--- Problem details ---
Where a line in the listing below contains the word "legend", copy that line.

--- Given records ---
━━━━━━━━━━━━━━━━
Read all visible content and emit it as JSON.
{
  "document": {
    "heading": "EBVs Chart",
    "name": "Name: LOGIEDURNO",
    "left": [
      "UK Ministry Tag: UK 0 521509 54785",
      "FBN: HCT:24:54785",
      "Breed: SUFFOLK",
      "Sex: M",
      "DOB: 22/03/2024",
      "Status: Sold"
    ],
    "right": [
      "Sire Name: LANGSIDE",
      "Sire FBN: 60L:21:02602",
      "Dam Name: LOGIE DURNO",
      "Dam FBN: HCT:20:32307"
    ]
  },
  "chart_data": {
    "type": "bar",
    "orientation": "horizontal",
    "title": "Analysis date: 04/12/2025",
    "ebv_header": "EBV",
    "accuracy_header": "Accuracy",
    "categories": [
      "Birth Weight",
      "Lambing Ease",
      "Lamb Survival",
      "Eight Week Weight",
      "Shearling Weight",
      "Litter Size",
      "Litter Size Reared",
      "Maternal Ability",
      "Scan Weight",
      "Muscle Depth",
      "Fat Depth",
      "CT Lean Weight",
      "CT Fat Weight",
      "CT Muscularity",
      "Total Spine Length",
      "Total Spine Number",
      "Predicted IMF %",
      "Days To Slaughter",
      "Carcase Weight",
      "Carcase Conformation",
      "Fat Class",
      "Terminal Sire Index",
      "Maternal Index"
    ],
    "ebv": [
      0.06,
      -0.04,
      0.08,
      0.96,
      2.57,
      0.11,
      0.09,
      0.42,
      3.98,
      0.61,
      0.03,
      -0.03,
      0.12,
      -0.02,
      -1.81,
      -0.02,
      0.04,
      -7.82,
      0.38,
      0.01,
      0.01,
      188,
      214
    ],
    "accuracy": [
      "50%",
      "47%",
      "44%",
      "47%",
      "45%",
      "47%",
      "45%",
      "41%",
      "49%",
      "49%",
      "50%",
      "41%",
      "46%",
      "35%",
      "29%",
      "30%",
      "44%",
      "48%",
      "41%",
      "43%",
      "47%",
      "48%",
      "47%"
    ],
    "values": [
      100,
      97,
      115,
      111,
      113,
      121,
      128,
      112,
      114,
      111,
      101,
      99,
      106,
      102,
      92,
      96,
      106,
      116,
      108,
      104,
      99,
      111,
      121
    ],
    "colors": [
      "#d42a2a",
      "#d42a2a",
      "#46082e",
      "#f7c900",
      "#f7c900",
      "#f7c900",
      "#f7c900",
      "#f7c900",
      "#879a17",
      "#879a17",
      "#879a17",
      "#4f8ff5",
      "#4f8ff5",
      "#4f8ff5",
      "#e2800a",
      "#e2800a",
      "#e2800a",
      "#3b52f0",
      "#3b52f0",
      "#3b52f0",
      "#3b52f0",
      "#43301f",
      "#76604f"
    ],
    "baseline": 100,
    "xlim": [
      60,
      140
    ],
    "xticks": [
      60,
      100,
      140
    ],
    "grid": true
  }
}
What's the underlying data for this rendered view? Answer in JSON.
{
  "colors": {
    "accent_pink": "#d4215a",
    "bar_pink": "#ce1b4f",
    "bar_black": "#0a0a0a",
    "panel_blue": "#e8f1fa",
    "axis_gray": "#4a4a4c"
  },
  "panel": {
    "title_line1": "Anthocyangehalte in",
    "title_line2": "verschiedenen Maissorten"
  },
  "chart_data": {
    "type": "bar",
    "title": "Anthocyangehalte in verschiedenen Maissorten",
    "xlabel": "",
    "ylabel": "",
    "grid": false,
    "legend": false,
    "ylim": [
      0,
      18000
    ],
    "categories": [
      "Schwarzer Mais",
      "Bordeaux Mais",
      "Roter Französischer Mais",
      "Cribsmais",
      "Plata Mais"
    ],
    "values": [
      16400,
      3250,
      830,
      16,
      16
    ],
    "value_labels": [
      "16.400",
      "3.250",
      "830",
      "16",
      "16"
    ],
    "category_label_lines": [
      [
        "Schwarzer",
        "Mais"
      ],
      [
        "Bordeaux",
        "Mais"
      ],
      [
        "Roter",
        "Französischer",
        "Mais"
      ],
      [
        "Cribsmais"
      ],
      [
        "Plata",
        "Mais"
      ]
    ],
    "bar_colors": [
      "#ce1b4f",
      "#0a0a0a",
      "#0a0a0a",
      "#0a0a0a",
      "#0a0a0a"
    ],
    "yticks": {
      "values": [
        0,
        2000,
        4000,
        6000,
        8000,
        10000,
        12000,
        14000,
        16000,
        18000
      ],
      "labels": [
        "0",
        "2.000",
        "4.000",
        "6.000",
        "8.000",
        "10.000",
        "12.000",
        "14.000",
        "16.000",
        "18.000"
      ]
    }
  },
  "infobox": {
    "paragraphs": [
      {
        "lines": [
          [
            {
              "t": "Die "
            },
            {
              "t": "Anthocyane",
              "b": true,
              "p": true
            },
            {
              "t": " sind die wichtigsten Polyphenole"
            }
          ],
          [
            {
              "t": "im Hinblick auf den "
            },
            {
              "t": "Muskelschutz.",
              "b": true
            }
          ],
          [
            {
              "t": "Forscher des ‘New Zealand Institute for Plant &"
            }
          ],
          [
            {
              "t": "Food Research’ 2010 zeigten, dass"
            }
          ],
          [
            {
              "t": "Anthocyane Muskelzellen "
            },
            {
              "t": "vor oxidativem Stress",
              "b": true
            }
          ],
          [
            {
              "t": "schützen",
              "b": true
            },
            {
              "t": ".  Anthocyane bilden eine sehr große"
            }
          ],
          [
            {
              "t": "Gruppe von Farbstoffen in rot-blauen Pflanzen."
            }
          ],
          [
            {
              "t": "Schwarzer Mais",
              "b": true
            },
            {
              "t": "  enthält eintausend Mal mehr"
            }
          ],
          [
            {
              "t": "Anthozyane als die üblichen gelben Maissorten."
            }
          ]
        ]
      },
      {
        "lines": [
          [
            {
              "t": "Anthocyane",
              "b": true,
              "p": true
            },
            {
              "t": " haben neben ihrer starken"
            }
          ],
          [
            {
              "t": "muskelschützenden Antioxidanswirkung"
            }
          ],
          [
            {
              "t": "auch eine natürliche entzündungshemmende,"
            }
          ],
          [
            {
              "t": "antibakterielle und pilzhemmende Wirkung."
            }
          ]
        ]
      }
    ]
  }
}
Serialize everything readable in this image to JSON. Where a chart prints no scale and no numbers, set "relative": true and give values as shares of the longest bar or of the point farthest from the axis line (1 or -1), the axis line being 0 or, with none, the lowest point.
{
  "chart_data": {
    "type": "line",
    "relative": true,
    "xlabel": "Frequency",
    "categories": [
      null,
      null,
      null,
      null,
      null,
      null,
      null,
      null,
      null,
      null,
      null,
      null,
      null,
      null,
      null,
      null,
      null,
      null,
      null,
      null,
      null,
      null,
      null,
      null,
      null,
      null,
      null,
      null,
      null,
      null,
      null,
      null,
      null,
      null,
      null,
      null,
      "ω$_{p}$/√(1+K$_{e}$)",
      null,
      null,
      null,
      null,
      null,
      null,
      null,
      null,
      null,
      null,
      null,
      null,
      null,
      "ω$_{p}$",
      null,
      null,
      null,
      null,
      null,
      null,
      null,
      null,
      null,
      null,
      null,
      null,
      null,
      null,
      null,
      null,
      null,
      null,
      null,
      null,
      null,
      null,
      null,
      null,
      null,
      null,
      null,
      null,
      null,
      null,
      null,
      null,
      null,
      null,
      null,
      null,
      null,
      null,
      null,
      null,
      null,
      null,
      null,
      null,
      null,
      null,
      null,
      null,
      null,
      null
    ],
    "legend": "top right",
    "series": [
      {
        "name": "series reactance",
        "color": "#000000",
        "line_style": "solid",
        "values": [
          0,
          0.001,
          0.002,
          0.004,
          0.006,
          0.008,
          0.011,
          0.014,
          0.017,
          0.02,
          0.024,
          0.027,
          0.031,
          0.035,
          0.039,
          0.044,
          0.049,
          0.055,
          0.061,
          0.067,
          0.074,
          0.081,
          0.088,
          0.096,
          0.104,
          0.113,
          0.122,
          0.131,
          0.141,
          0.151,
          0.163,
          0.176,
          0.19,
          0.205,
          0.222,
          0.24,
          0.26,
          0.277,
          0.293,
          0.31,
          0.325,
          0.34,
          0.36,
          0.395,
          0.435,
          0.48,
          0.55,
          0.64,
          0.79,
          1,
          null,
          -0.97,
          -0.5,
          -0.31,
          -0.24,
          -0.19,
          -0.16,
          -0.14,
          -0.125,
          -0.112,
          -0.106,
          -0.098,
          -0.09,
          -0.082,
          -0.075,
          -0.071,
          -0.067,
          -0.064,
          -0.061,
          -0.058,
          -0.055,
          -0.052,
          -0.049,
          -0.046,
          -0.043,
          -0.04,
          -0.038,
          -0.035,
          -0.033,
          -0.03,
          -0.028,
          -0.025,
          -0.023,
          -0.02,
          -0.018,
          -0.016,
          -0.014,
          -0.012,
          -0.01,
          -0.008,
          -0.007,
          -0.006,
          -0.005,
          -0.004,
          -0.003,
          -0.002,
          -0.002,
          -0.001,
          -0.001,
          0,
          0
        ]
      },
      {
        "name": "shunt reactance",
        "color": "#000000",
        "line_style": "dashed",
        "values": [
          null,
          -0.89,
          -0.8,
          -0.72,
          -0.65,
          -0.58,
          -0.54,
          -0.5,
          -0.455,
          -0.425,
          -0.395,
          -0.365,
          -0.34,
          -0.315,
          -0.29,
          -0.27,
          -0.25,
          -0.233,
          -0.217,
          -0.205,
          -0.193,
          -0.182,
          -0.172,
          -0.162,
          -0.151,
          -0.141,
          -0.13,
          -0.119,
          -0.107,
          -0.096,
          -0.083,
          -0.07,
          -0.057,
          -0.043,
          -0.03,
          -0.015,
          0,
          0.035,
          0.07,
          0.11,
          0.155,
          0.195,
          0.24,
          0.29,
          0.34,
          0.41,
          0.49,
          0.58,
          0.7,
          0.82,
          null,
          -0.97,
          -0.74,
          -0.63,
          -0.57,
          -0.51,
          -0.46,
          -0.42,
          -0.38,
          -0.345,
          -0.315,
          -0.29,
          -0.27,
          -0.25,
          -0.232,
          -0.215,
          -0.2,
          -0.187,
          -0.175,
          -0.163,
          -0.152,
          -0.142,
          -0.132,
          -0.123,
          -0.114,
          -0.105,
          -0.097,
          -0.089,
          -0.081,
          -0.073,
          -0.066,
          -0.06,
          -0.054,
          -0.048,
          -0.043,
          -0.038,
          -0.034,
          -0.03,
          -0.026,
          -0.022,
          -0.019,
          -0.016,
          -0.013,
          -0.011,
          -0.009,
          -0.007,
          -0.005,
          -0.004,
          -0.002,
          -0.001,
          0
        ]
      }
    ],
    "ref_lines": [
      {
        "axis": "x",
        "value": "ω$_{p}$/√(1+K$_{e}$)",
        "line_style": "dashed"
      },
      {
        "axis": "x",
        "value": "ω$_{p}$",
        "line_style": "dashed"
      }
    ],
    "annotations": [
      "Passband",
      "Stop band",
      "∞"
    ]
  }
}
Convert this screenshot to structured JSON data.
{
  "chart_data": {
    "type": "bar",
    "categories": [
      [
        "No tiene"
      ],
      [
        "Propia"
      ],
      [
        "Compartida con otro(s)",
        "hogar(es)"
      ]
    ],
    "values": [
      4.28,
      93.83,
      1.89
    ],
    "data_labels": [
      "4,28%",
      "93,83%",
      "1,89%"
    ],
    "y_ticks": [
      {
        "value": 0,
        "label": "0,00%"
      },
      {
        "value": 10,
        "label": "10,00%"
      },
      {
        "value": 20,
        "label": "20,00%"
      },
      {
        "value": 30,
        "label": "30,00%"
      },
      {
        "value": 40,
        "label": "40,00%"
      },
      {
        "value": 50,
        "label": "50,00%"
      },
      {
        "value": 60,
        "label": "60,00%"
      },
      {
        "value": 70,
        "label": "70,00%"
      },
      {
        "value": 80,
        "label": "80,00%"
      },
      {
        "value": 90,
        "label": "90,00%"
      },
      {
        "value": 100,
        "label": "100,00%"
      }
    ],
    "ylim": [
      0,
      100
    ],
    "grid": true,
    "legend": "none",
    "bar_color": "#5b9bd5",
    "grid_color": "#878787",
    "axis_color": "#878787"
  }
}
━━━━━━━━━━━━━━━━
--- Exercise response ---
    "legend": false,
    "legend": "top right",
    "legend": "none",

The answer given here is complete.